• [Exercise] Identify the lines that include the word "stor", then copy all of them.
— BEGIN —
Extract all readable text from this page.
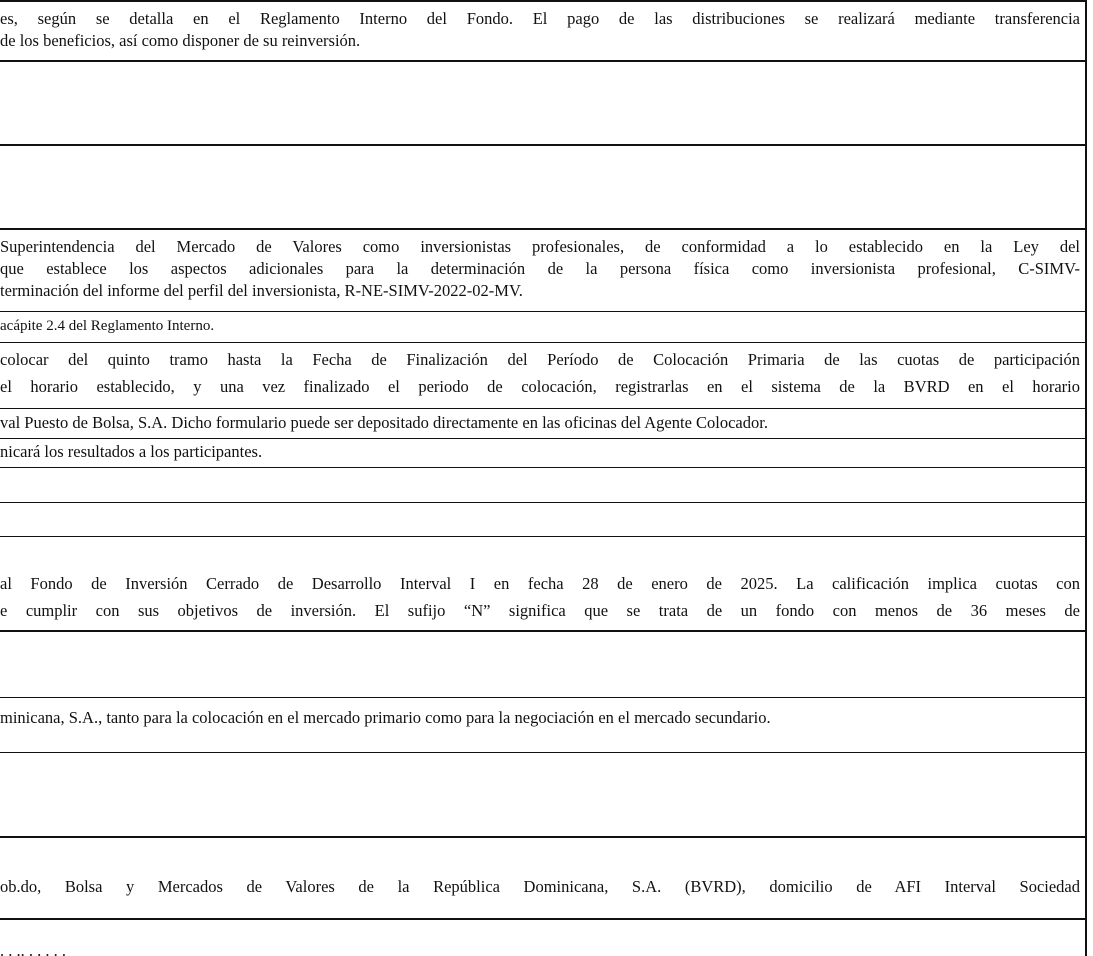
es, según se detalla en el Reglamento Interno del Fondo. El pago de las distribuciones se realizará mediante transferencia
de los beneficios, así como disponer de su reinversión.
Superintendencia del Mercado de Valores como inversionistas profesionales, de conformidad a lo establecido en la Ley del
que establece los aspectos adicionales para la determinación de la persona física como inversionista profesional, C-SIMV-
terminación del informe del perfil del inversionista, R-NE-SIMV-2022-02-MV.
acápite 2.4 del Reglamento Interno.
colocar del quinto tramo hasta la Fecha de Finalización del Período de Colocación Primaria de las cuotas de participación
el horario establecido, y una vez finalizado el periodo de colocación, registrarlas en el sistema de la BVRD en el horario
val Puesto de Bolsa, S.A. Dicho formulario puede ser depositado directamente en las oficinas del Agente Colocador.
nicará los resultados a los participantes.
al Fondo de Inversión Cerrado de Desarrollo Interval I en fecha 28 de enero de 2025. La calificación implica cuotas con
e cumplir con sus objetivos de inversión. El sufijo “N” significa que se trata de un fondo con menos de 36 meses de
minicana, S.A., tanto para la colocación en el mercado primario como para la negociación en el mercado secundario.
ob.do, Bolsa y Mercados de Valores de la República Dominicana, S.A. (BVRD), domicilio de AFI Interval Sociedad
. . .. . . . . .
— END —
— BEGIN —
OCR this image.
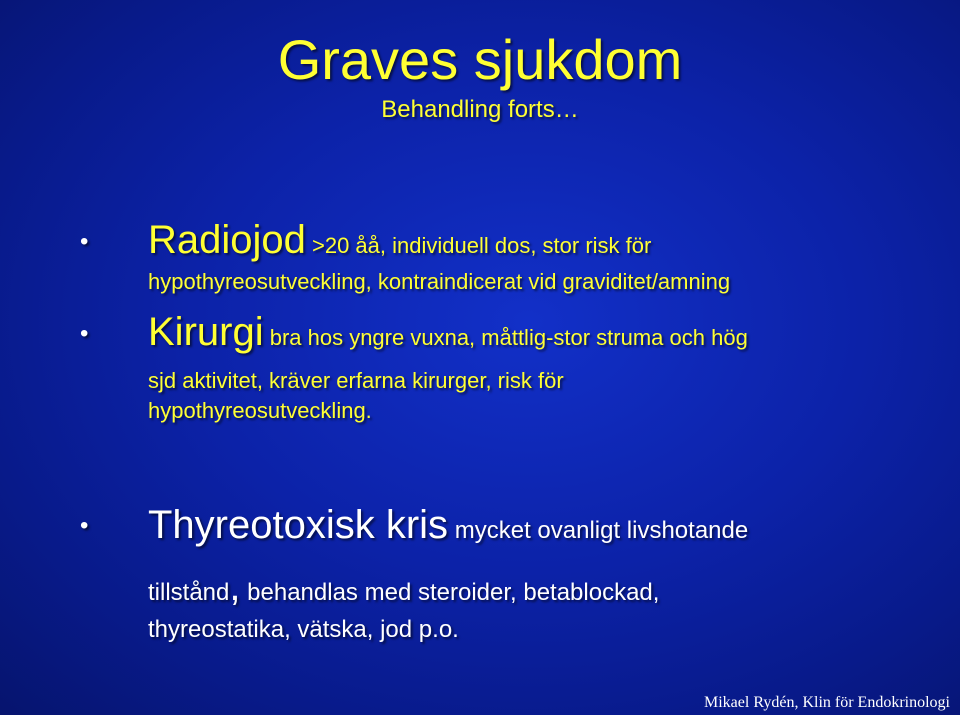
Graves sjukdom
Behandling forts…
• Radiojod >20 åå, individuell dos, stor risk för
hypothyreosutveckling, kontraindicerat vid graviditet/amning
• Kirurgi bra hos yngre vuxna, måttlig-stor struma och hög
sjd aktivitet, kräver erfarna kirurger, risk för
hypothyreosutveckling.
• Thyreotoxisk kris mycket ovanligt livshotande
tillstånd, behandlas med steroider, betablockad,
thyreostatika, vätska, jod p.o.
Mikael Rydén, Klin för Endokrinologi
— END —
• [Response to the exercise]
• Radiojod >20 åå, individuell dos, stor risk för
• Kirurgi bra hos yngre vuxna, måttlig-stor struma och hög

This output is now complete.